Give the number of lines in the entries that contain "frac". State only the count.

**DATA ROWS:**
######
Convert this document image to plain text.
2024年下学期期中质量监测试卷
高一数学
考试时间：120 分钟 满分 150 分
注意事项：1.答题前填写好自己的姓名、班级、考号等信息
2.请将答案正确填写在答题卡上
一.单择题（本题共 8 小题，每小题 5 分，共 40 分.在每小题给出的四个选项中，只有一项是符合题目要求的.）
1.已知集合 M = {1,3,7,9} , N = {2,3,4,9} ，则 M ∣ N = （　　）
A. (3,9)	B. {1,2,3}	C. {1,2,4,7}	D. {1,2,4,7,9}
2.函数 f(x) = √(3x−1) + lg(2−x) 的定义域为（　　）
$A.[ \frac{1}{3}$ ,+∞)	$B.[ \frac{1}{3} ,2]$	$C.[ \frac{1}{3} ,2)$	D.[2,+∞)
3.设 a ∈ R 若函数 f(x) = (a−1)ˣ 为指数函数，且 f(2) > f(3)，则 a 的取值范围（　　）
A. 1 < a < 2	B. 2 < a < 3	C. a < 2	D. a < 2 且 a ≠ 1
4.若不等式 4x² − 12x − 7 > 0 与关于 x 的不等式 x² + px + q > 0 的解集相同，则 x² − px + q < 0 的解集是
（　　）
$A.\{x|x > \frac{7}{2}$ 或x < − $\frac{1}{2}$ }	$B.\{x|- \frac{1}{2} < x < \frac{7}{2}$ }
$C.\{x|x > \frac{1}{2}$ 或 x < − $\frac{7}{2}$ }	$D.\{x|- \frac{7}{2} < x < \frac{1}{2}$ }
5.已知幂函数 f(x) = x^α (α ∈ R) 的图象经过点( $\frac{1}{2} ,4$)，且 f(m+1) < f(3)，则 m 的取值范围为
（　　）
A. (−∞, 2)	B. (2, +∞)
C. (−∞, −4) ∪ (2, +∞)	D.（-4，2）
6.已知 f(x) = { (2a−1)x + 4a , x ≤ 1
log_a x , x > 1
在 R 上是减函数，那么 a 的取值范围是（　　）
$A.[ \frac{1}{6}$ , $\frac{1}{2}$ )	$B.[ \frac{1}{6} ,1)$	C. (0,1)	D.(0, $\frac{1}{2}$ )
######
**SOLVED PROBLEM:**
5